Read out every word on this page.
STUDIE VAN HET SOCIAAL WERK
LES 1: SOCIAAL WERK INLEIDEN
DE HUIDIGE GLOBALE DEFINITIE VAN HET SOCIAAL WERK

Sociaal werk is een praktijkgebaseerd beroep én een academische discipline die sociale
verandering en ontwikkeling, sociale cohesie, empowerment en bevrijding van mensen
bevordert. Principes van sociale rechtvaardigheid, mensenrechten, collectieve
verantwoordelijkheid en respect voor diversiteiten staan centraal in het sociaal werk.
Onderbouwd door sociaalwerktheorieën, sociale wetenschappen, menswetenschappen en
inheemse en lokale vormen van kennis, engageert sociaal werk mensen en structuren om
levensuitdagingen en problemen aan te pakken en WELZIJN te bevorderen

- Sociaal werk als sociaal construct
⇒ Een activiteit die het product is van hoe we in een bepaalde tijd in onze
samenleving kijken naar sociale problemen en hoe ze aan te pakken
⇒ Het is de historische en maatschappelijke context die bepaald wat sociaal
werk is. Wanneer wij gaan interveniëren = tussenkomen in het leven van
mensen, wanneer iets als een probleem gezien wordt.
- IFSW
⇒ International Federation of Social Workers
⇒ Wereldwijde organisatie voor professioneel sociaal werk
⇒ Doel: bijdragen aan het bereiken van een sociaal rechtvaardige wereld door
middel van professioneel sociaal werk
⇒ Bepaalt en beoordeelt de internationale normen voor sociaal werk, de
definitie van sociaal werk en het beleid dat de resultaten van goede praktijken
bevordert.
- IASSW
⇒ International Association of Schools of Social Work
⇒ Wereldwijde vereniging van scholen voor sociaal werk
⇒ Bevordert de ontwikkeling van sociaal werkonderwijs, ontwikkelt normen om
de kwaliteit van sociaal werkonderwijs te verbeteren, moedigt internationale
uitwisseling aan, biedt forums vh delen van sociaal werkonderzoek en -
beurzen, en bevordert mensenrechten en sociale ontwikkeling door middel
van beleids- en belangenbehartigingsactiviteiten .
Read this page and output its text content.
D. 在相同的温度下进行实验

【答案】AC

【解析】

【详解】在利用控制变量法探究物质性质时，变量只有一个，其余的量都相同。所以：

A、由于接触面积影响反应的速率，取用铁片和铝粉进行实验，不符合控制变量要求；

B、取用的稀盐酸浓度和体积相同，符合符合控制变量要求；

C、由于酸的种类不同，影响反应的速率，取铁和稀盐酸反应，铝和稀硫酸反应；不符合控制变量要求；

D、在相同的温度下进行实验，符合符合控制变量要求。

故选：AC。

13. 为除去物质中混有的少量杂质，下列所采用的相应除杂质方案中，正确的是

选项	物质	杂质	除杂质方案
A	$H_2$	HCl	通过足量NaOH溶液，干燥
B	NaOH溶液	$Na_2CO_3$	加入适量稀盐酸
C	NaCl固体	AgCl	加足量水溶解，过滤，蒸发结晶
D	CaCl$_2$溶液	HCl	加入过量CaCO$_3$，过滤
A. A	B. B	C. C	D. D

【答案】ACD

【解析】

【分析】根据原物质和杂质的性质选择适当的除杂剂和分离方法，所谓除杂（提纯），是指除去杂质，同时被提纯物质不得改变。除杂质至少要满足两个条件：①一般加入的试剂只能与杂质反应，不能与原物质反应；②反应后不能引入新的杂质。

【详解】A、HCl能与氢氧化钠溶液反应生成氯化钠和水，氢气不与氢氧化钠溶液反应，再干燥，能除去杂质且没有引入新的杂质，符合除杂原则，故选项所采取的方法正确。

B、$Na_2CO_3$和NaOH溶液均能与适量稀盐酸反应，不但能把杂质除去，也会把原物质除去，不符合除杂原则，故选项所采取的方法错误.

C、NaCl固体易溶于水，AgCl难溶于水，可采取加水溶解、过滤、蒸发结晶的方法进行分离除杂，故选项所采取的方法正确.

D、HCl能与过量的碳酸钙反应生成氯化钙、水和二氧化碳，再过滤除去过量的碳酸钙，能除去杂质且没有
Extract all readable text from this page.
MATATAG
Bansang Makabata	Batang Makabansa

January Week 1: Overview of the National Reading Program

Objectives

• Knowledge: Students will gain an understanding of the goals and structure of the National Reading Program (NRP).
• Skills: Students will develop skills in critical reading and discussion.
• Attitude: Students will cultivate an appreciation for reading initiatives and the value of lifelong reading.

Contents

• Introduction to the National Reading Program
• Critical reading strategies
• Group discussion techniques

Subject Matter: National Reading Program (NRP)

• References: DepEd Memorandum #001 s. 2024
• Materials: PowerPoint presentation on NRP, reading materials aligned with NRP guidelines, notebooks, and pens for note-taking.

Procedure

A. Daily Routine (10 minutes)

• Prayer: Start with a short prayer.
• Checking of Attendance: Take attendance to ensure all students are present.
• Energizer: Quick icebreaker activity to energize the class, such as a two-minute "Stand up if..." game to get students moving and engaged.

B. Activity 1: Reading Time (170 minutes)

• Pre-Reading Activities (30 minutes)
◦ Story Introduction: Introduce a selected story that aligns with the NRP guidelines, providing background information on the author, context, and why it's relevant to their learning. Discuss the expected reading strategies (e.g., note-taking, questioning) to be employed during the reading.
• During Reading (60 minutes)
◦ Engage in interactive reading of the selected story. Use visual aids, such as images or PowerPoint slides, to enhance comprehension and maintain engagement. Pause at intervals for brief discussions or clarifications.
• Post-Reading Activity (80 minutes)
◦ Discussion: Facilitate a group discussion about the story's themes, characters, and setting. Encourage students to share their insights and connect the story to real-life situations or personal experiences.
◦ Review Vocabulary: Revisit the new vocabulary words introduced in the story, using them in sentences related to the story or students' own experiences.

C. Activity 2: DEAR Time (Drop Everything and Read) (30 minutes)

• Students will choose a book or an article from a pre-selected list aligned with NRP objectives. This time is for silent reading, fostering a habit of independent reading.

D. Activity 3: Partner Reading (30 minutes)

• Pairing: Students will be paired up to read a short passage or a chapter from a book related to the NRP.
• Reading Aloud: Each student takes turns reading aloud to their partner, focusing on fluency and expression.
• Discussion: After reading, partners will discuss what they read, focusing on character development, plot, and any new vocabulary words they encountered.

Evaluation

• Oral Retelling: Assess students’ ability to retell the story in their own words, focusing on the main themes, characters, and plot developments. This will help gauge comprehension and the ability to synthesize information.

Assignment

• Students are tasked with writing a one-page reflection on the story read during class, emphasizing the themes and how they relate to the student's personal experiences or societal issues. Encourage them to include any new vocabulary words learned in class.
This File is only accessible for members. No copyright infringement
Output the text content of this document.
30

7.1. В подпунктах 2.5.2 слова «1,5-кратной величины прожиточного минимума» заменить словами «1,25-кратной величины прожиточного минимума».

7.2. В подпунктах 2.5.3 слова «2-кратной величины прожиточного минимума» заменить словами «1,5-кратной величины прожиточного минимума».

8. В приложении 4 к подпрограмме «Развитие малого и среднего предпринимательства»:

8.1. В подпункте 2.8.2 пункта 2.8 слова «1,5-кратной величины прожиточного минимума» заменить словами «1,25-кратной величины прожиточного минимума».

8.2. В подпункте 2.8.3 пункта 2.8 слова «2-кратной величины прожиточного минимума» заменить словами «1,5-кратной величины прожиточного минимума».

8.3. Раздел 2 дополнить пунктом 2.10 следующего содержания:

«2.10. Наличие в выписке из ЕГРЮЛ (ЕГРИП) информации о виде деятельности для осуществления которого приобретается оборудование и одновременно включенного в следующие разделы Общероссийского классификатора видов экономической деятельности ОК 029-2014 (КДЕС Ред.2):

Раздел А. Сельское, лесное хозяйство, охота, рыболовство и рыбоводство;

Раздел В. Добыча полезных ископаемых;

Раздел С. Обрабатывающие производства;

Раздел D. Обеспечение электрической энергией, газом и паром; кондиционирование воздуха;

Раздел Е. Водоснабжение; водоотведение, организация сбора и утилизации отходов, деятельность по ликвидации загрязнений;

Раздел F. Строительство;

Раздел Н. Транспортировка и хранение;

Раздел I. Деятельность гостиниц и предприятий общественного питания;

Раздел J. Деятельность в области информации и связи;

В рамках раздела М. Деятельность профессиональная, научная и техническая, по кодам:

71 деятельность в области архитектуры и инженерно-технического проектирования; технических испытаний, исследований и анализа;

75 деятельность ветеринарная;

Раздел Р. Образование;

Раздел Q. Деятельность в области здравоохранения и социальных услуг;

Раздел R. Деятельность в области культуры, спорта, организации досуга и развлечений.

##########

**WORK INSTRUCTIONS:**
Give every line of the material that includes the string "from".

**EXERCISE ANSWER:**
Extract all readable text from this page.
• Students will choose a book or an article from a pre-selected list aligned with NRP objectives. This time is for silent reading, fostering a habit of independent reading.
• Pairing: Students will be paired up to read a short passage or a chapter from a book related to the NRP.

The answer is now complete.